All of the data that follows should be retyped exactly, please, except the pictures.

***** TASK MATERIAL

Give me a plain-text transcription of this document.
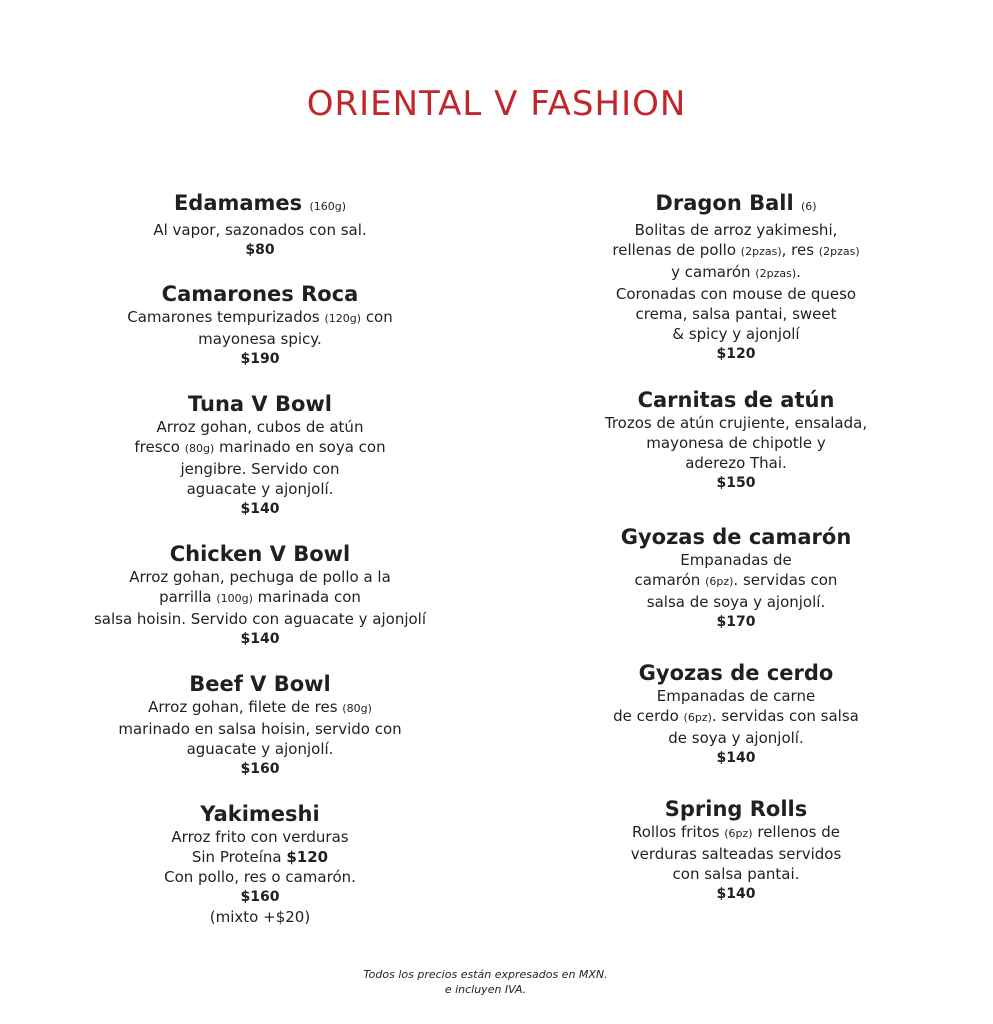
ORIENTAL V FASHION
Edamames (160g)
Al vapor, sazonados con sal.
$80
Camarones Roca
Camarones tempurizados (120g) con
mayonesa spicy.
$190
Tuna V Bowl
Arroz gohan, cubos de atún
fresco (80g) marinado en soya con
jengibre. Servido con
aguacate y ajonjolí.
$140
Chicken V Bowl
Arroz gohan, pechuga de pollo a la
parrilla (100g) marinada con
salsa hoisin. Servido con aguacate y ajonjolí
$140
Beef V Bowl
Arroz gohan, filete de res (80g)
marinado en salsa hoisin, servido con
aguacate y ajonjolí.
$160
Yakimeshi
Arroz frito con verduras
Sin Proteína $120
Con pollo, res o camarón.
$160
(mixto +$20)
Dragon Ball (6)
Bolitas de arroz yakimeshi,
rellenas de pollo (2pzas), res (2pzas)
y camarón (2pzas).
Coronadas con mouse de queso
crema, salsa pantai, sweet
& spicy y ajonjolí
$120
Carnitas de atún
Trozos de atún crujiente, ensalada,
mayonesa de chipotle y
aderezo Thai.
$150
Gyozas de camarón
Empanadas de
camarón (6pz). servidas con
salsa de soya y ajonjolí.
$170
Gyozas de cerdo
Empanadas de carne
de cerdo (6pz). servidas con salsa
de soya y ajonjolí.
$140
Spring Rolls
Rollos fritos (6pz) rellenos de
verduras salteadas servidos
con salsa pantai.
$140
Todos los precios están expresados en MXN.
e incluyen IVA.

**********

> **SOLUTION TO THE PROBLEM**:
Give me a plain-text transcription of this document.
ORIENTAL V FASHION
Edamames (160g)
Al vapor, sazonados con sal.
$80
Camarones Roca
Camarones tempurizados (120g) con
mayonesa spicy.
$190
Tuna V Bowl
Arroz gohan, cubos de atún
fresco (80g) marinado en soya con
jengibre. Servido con
aguacate y ajonjolí.
$140
Chicken V Bowl
Arroz gohan, pechuga de pollo a la
parrilla (100g) marinada con
salsa hoisin. Servido con aguacate y ajonjolí
$140
Beef V Bowl
Arroz gohan, filete de res (80g)
marinado en salsa hoisin, servido con
aguacate y ajonjolí.
$160
Yakimeshi
Arroz frito con verduras
Sin Proteína $120
Con pollo, res o camarón.
$160
(mixto +$20)
Dragon Ball (6)
Bolitas de arroz yakimeshi,
rellenas de pollo (2pzas), res (2pzas)
y camarón (2pzas).
Coronadas con mouse de queso
crema, salsa pantai, sweet
& spicy y ajonjolí
$120
Carnitas de atún
Trozos de atún crujiente, ensalada,
mayonesa de chipotle y
aderezo Thai.
$150
Gyozas de camarón
Empanadas de
camarón (6pz). servidas con
salsa de soya y ajonjolí.
$170
Gyozas de cerdo
Empanadas de carne
de cerdo (6pz). servidas con salsa
de soya y ajonjolí.
$140
Spring Rolls
Rollos fritos (6pz) rellenos de
verduras salteadas servidos
con salsa pantai.
$140
Todos los precios están expresados en MXN.
e incluyen IVA.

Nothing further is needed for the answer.